=== PROVIDED DATA ===

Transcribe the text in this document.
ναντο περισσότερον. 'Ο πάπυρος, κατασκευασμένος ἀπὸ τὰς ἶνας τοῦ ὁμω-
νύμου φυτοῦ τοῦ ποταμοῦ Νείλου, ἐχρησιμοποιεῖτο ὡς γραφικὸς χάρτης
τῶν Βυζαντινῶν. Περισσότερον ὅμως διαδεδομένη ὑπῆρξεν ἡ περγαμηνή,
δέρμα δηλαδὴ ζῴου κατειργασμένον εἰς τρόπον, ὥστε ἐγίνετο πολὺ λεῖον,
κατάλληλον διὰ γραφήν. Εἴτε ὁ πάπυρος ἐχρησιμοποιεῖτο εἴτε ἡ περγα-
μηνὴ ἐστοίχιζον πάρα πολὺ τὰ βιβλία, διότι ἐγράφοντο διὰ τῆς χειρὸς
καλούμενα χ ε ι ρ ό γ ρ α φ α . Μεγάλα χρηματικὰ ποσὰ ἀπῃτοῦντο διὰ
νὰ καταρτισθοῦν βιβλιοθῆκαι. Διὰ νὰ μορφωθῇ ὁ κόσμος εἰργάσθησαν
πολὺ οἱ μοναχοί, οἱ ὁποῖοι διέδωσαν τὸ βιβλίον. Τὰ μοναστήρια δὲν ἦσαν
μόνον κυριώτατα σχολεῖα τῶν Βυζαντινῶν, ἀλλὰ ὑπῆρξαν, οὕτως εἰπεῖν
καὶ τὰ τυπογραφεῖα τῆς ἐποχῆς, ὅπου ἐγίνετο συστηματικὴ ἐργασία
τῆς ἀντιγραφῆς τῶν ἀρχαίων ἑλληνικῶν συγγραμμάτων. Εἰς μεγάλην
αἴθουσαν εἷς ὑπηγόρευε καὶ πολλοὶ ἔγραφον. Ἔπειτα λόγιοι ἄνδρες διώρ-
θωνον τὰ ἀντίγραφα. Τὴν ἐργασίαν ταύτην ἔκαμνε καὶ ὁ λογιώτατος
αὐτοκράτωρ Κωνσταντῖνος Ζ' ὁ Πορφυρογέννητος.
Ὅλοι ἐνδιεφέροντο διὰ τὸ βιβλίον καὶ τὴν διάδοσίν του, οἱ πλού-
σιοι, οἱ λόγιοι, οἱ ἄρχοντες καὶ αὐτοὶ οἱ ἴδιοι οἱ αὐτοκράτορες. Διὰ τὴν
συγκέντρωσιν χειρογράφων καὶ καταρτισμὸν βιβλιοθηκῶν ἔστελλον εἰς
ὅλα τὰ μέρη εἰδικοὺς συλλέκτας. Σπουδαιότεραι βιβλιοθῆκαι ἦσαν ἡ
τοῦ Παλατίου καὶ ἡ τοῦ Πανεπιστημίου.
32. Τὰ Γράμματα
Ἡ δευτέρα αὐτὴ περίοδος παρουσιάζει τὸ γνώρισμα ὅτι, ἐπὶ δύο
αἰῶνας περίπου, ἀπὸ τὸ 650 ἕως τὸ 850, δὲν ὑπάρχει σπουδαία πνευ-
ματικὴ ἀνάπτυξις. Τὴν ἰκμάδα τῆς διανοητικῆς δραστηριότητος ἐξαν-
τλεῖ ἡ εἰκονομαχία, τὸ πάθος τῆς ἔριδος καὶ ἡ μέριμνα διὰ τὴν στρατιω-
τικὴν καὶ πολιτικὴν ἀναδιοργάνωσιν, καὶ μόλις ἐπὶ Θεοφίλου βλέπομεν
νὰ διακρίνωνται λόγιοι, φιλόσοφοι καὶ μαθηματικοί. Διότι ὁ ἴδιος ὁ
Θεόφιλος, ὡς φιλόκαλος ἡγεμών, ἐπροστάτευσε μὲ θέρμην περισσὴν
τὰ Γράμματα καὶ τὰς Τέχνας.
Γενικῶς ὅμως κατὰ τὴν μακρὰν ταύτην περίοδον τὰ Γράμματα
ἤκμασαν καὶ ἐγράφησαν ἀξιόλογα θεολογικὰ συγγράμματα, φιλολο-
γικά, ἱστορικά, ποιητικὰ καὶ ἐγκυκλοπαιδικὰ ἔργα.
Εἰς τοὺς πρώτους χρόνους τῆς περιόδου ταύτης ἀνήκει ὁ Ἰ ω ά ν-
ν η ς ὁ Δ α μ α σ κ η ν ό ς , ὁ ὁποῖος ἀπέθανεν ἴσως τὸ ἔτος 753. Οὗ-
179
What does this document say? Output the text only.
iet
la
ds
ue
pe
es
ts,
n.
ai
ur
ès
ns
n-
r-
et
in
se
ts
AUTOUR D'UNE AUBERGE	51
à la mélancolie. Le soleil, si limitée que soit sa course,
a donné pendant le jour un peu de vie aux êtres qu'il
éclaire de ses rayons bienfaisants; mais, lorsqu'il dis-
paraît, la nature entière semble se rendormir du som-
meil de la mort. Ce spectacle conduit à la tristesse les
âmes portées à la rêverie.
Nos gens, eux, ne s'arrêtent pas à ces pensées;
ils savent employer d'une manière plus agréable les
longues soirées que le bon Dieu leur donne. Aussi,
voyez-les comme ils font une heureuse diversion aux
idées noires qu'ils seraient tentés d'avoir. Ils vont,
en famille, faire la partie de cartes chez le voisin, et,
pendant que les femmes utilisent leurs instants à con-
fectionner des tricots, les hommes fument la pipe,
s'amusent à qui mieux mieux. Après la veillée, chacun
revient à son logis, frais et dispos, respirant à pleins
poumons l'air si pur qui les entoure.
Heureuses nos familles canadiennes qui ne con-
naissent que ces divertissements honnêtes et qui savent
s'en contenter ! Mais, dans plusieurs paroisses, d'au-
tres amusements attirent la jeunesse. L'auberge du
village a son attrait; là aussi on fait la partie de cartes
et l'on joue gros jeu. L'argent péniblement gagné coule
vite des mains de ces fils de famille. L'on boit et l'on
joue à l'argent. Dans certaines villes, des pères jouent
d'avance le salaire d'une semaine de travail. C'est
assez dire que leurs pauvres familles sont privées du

=== YOUR GOAL ===
Select every line in the material above where the string "pendant" occurs, and copy it.

=== CORRECT RESPONSE ===
a donné pendant le jour un peu de vie aux êtres qu'il
pendant que les femmes utilisent leurs instants à con-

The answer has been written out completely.